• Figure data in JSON

——

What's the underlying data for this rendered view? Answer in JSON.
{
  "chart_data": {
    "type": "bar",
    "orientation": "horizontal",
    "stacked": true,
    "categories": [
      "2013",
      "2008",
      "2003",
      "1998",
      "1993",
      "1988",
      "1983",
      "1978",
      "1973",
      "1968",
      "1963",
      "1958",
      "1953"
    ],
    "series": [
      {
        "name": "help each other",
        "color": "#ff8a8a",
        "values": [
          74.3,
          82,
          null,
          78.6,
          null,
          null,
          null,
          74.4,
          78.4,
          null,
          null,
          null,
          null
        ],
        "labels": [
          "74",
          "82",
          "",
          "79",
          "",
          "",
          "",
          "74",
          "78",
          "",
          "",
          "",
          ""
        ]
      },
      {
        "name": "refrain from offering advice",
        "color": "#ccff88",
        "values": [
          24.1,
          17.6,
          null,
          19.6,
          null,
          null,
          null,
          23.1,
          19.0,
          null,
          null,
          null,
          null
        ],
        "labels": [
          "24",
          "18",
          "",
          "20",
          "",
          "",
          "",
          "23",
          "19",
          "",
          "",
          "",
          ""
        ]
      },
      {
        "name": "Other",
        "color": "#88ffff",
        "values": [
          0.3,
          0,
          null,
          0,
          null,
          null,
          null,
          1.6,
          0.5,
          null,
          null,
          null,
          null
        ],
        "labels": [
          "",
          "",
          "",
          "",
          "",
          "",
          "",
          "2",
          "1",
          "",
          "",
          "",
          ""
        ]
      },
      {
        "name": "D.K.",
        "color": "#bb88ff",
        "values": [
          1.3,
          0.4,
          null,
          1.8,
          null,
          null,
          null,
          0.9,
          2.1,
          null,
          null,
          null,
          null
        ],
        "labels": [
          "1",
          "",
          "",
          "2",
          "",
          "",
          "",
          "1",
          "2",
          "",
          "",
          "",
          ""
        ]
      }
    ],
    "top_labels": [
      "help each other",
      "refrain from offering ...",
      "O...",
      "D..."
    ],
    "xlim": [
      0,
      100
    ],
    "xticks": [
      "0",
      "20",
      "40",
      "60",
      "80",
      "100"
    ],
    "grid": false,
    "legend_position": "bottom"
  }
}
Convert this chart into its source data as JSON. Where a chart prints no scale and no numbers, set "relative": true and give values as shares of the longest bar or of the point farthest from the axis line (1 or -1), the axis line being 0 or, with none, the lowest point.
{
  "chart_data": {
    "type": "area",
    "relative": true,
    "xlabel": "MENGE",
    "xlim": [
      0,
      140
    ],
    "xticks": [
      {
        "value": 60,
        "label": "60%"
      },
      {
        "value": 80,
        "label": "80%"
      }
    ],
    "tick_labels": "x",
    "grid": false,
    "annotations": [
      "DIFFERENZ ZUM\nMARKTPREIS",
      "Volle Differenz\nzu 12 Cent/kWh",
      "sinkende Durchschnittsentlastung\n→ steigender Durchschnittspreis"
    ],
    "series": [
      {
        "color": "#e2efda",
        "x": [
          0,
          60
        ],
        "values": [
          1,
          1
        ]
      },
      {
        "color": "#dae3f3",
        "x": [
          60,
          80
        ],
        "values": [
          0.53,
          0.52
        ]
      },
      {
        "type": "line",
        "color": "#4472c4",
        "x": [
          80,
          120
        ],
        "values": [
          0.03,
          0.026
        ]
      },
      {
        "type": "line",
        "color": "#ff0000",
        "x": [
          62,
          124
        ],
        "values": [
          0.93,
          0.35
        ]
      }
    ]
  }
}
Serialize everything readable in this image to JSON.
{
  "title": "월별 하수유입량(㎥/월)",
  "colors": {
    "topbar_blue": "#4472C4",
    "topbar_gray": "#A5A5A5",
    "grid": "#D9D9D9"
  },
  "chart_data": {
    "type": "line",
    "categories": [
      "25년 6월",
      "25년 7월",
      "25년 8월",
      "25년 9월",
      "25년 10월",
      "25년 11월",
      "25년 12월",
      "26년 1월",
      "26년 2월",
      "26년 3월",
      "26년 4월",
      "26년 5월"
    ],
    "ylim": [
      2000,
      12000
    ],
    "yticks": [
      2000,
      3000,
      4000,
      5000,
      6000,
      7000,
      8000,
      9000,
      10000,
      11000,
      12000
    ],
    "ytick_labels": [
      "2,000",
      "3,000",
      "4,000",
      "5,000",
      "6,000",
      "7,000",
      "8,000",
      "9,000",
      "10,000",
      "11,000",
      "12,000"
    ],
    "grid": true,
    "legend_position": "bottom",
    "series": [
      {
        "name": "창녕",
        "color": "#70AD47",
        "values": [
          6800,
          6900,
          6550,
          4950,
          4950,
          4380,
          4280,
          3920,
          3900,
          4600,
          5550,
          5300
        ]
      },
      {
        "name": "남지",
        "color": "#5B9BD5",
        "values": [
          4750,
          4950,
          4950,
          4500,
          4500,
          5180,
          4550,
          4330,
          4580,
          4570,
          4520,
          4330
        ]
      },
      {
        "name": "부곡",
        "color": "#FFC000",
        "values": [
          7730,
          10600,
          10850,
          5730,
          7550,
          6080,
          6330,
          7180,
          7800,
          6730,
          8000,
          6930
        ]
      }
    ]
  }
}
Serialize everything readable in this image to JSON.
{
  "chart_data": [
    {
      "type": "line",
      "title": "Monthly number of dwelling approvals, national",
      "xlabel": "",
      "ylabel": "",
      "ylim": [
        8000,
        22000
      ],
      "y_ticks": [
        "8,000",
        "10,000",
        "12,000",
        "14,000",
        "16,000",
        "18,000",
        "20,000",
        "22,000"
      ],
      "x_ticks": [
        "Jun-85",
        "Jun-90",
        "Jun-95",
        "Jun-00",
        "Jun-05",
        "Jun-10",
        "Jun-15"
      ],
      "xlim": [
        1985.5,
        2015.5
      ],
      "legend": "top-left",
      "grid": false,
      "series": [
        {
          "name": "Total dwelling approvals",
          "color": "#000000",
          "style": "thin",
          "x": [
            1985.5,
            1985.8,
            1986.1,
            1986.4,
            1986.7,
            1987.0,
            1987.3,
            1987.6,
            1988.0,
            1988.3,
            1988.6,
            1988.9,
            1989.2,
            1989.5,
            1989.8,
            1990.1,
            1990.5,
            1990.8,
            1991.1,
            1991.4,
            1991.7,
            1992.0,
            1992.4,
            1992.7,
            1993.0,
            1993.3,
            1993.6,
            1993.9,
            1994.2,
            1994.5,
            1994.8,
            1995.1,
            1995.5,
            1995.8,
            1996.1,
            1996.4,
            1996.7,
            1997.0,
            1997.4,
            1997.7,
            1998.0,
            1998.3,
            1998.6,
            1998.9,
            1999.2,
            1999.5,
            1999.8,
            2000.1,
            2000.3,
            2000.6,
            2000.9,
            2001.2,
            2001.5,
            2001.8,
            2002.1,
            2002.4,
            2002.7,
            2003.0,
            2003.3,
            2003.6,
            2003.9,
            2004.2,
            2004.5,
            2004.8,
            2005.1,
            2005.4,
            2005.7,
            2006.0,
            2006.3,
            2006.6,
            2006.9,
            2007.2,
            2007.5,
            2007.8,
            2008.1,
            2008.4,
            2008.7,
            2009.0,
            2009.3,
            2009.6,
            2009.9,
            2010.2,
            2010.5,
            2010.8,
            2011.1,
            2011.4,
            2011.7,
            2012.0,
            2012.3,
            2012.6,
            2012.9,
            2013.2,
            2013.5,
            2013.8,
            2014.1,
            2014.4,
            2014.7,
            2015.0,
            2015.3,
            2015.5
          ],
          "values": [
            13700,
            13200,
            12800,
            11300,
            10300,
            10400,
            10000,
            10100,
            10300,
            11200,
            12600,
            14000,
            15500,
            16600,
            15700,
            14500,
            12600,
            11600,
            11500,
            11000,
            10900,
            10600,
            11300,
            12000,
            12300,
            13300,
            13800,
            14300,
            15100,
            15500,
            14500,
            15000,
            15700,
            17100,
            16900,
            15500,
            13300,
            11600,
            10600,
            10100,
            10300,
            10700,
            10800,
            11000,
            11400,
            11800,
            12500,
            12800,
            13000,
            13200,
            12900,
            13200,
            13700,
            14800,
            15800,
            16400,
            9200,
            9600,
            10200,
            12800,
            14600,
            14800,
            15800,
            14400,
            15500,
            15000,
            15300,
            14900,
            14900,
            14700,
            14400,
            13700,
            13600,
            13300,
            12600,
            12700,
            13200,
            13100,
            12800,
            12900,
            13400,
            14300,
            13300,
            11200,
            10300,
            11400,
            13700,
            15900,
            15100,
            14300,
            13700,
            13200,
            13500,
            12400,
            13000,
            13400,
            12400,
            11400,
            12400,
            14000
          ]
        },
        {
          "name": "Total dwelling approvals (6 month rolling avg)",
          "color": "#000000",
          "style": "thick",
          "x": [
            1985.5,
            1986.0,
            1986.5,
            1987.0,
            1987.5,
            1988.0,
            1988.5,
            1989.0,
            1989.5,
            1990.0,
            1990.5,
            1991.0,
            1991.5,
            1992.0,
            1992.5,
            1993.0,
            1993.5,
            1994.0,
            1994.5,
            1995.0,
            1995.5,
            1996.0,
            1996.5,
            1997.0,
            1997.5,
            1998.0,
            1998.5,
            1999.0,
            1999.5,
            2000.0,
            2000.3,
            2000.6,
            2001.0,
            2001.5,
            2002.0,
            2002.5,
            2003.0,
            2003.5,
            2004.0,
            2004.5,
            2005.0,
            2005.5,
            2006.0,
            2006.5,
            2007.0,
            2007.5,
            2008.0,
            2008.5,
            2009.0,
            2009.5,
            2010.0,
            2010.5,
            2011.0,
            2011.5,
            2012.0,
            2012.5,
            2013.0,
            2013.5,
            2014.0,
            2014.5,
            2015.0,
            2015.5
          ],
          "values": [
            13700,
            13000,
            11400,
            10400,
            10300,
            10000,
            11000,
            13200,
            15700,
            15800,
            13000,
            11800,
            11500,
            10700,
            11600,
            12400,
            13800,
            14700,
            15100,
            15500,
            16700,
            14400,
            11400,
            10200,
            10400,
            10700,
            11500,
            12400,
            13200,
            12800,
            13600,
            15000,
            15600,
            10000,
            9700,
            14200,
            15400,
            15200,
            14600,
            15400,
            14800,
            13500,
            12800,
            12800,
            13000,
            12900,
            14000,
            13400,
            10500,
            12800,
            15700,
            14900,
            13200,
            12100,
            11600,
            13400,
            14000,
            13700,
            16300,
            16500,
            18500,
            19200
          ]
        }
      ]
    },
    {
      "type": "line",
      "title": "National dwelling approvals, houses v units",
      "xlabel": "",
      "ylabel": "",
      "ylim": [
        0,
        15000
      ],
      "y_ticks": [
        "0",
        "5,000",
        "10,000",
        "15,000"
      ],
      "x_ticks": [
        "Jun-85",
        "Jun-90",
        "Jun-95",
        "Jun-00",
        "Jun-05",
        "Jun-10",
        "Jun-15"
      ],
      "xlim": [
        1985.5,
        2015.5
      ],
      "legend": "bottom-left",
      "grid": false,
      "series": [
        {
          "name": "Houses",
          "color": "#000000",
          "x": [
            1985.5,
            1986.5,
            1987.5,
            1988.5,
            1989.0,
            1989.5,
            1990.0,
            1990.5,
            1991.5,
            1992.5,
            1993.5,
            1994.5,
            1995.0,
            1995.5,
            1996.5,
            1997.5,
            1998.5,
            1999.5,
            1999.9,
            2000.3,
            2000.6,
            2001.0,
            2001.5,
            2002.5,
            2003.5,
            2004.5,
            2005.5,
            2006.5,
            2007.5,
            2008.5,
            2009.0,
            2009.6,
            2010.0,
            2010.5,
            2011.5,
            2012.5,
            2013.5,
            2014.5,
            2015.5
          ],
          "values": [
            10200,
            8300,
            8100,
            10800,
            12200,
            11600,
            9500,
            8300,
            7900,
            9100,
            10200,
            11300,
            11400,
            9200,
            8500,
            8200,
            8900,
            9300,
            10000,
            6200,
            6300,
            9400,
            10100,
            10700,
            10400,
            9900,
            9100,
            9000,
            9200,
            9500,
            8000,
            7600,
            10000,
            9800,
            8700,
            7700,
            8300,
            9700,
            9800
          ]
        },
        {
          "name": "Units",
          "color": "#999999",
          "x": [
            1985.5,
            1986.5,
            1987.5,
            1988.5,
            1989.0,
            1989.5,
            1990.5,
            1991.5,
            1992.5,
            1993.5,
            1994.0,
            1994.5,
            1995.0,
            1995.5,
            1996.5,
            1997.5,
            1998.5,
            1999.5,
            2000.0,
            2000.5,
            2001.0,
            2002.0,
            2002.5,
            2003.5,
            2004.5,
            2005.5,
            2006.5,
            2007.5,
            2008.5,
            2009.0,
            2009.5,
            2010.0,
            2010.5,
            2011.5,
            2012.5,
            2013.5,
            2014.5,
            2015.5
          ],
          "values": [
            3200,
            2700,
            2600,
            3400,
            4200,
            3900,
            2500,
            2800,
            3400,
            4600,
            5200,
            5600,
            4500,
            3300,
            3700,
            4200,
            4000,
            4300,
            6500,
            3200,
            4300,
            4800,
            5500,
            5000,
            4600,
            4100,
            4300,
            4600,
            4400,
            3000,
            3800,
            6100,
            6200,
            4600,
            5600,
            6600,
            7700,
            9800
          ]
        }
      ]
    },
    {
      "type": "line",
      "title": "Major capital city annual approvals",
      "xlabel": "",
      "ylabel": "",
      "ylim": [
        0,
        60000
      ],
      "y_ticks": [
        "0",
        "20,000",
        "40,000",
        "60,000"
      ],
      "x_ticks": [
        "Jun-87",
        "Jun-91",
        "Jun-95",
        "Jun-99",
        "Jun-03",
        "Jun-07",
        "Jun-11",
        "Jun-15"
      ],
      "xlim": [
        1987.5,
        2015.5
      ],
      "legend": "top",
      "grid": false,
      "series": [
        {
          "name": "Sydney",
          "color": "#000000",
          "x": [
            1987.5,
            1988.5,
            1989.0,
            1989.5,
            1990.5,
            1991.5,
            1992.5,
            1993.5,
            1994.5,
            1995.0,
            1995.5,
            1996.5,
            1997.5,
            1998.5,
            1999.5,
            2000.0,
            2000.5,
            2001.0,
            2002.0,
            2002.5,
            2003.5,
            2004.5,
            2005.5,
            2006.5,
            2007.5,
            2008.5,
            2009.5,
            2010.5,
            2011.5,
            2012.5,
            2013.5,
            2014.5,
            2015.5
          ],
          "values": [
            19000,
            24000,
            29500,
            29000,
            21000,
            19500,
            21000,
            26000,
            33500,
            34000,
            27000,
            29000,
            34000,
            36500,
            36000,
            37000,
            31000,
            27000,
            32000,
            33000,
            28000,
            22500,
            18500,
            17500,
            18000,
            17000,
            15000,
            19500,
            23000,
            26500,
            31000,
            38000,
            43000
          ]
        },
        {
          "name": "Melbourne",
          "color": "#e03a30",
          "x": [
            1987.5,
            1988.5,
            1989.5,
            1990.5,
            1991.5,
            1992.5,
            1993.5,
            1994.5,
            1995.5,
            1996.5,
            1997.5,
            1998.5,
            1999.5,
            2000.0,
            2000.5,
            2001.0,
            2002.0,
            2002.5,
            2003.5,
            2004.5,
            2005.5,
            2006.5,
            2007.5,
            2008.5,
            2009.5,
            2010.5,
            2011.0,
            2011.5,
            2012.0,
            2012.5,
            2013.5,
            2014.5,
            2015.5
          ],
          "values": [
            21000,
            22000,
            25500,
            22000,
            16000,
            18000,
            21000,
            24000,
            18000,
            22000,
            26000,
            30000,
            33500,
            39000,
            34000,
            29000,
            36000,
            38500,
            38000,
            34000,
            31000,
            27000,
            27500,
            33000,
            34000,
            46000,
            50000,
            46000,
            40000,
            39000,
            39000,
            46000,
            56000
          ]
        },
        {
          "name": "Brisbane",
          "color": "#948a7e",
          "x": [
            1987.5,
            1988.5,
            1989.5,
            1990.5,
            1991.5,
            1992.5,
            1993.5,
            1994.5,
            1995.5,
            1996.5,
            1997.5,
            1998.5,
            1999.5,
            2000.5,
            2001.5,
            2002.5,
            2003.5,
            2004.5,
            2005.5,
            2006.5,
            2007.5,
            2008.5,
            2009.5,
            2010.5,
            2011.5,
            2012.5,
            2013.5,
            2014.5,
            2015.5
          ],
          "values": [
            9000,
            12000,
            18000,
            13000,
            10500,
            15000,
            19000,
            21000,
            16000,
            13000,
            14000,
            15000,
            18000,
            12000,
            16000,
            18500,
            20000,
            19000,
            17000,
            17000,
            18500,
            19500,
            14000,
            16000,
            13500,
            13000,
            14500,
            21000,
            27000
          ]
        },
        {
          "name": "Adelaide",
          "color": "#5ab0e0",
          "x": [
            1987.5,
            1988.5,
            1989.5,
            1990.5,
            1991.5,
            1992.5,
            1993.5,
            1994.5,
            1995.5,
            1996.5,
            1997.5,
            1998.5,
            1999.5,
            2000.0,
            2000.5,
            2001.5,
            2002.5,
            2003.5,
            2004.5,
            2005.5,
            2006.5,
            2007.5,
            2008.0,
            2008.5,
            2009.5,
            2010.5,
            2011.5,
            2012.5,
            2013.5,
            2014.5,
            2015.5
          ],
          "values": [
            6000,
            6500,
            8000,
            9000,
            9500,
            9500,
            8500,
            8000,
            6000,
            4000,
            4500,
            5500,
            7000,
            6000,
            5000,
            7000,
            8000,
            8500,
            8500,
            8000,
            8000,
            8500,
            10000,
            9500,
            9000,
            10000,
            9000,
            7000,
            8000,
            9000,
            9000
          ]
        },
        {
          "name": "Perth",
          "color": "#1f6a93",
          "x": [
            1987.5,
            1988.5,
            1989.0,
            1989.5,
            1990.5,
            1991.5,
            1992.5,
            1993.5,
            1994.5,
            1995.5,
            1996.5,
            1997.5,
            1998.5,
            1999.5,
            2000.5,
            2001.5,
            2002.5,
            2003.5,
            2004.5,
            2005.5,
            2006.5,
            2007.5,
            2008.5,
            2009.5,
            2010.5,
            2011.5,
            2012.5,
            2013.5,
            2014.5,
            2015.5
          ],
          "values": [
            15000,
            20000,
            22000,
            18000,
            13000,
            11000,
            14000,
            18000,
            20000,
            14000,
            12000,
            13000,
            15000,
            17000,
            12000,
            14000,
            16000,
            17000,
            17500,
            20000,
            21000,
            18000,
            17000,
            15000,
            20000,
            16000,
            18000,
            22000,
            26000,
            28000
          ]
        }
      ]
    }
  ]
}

——

• Problem description
Go through the records above and copy every line with the word "Total".

• Task result
          "name": "Total dwelling approvals",
          "name": "Total dwelling approvals (6 month rolling avg)",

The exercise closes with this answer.